# Required work
Note each line that includes the word "Collimator". Copy those lines.

[START Dataset]

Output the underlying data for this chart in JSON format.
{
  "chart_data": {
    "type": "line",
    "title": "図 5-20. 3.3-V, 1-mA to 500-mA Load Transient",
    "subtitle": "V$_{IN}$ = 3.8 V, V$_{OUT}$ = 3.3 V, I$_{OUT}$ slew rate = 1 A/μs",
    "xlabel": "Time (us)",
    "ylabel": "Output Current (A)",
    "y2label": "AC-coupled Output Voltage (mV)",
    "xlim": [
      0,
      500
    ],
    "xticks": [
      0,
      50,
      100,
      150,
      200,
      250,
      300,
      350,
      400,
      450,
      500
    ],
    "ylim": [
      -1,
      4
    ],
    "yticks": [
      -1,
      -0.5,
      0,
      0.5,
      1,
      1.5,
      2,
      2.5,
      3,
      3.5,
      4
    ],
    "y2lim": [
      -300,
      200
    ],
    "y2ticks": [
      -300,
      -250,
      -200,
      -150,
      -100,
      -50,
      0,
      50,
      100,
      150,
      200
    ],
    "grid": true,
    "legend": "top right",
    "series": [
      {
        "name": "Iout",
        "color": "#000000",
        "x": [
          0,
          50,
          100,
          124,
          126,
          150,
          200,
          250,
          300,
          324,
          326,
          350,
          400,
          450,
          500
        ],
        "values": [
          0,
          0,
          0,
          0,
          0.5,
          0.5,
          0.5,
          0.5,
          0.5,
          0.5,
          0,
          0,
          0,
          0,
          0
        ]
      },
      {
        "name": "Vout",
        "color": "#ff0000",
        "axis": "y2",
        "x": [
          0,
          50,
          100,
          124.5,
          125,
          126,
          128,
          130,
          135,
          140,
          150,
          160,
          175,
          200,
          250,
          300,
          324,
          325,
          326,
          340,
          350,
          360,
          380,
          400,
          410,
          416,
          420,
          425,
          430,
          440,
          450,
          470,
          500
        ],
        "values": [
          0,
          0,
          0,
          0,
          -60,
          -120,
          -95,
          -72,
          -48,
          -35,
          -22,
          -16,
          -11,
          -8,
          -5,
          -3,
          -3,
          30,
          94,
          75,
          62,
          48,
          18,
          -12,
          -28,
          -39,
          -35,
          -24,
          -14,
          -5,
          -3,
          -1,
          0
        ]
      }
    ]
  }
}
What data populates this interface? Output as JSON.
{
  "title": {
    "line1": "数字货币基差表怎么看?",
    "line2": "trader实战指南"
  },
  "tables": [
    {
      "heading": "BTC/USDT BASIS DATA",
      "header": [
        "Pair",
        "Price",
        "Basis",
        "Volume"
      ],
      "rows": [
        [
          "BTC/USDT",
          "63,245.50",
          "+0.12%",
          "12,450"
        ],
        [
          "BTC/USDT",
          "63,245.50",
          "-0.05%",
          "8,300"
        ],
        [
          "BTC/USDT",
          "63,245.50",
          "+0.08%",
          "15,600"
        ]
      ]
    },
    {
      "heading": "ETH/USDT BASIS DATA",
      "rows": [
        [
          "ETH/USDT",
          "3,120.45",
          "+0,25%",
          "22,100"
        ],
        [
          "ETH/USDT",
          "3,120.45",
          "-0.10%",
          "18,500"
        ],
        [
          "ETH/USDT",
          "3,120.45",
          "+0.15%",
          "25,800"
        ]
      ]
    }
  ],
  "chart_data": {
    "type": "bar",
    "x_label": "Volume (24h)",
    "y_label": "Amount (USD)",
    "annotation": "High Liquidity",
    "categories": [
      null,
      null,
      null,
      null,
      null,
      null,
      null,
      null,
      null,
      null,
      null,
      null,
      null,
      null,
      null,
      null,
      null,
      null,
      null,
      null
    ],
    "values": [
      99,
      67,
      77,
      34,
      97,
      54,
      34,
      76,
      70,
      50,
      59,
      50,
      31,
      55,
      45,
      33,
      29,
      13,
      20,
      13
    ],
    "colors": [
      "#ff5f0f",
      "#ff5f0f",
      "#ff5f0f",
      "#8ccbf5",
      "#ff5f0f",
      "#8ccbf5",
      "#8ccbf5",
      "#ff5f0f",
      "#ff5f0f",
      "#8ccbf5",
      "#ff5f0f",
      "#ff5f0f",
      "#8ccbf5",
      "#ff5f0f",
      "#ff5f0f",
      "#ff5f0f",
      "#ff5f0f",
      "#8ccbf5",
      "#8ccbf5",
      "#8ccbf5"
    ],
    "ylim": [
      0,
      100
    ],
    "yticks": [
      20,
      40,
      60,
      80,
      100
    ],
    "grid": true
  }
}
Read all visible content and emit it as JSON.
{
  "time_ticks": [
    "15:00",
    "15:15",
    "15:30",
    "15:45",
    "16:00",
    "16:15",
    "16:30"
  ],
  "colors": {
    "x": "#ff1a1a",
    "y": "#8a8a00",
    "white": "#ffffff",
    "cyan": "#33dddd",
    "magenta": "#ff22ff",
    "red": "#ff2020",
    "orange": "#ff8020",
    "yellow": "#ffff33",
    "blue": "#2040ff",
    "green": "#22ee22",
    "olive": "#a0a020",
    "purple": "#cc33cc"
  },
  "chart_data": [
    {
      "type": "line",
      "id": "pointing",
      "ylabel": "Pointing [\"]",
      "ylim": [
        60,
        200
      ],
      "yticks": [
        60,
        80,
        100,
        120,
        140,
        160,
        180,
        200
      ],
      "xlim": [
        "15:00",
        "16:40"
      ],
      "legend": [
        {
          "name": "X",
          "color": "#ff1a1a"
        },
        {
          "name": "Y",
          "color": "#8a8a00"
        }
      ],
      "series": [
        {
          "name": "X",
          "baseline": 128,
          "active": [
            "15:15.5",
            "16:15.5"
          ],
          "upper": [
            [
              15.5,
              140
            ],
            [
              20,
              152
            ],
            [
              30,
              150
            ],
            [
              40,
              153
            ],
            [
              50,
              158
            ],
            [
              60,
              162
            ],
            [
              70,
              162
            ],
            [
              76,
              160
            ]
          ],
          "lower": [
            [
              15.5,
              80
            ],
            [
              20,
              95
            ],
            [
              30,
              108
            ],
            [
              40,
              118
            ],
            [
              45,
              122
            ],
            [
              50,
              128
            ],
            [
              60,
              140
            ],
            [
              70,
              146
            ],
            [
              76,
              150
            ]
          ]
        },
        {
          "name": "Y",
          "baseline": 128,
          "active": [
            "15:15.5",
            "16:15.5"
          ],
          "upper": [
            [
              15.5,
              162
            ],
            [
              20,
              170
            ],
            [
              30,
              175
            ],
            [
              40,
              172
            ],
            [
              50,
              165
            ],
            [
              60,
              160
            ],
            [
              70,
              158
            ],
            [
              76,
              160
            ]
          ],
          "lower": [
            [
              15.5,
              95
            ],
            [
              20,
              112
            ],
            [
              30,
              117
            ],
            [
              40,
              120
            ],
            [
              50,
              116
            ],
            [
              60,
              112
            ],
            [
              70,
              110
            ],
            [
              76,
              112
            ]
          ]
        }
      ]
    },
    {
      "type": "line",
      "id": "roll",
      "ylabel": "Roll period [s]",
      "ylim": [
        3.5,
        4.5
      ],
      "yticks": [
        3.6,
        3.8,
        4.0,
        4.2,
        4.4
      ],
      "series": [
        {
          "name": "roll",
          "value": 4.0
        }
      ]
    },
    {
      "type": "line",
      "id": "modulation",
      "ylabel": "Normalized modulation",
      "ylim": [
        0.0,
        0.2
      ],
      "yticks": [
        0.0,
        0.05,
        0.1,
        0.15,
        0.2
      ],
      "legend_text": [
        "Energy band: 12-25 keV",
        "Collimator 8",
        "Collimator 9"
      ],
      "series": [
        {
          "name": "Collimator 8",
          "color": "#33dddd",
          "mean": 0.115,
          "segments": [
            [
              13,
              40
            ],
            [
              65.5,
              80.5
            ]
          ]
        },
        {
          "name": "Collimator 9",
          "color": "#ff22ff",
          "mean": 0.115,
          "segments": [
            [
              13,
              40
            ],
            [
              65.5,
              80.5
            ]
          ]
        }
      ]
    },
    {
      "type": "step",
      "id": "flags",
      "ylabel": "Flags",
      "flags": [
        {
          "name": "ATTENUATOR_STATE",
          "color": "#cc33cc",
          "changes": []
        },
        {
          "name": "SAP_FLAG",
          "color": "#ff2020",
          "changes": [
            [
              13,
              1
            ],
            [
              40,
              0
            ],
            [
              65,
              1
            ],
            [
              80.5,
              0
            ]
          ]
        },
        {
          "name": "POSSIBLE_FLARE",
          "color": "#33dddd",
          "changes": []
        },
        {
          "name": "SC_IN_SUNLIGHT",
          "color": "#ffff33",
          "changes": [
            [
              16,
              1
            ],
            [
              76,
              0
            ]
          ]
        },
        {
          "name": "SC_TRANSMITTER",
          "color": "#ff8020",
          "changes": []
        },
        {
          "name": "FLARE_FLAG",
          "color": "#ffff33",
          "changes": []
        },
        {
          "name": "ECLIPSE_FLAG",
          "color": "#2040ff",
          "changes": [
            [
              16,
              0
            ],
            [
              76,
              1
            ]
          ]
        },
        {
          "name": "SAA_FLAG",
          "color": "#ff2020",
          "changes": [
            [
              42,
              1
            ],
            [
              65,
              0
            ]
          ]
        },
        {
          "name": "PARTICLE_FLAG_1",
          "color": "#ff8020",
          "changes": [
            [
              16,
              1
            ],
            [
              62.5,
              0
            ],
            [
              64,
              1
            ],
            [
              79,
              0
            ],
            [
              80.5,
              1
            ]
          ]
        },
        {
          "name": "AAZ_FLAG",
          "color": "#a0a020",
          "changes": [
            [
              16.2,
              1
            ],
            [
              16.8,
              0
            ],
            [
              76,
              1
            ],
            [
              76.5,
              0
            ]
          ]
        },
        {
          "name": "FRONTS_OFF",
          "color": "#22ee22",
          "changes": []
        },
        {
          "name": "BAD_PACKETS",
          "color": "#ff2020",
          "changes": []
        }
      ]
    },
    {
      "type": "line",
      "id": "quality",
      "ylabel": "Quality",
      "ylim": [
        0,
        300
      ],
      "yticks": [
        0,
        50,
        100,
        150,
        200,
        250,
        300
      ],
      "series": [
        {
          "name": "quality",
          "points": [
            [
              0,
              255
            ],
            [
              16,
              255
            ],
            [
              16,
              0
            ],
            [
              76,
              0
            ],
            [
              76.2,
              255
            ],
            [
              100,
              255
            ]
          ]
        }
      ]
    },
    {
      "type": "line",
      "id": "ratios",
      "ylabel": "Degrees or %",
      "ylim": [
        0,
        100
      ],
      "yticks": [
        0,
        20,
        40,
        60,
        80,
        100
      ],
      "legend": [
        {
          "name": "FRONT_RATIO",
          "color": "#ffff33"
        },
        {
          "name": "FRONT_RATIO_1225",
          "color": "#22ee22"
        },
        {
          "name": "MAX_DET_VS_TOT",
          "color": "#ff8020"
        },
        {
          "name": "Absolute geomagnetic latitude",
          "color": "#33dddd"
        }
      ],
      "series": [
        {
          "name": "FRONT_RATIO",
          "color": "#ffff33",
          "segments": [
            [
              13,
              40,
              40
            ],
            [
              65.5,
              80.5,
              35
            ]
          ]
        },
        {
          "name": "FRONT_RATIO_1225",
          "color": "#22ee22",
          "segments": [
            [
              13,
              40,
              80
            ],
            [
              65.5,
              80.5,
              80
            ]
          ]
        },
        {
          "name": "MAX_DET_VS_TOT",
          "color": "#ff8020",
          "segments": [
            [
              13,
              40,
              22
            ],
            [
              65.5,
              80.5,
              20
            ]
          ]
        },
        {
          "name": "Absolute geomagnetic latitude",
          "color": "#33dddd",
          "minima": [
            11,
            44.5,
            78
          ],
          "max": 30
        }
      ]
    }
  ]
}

[END Dataset]

# Response for this exercise
        "Collimator 8",
        "Collimator 9"
          "name": "Collimator 8",
          "name": "Collimator 9",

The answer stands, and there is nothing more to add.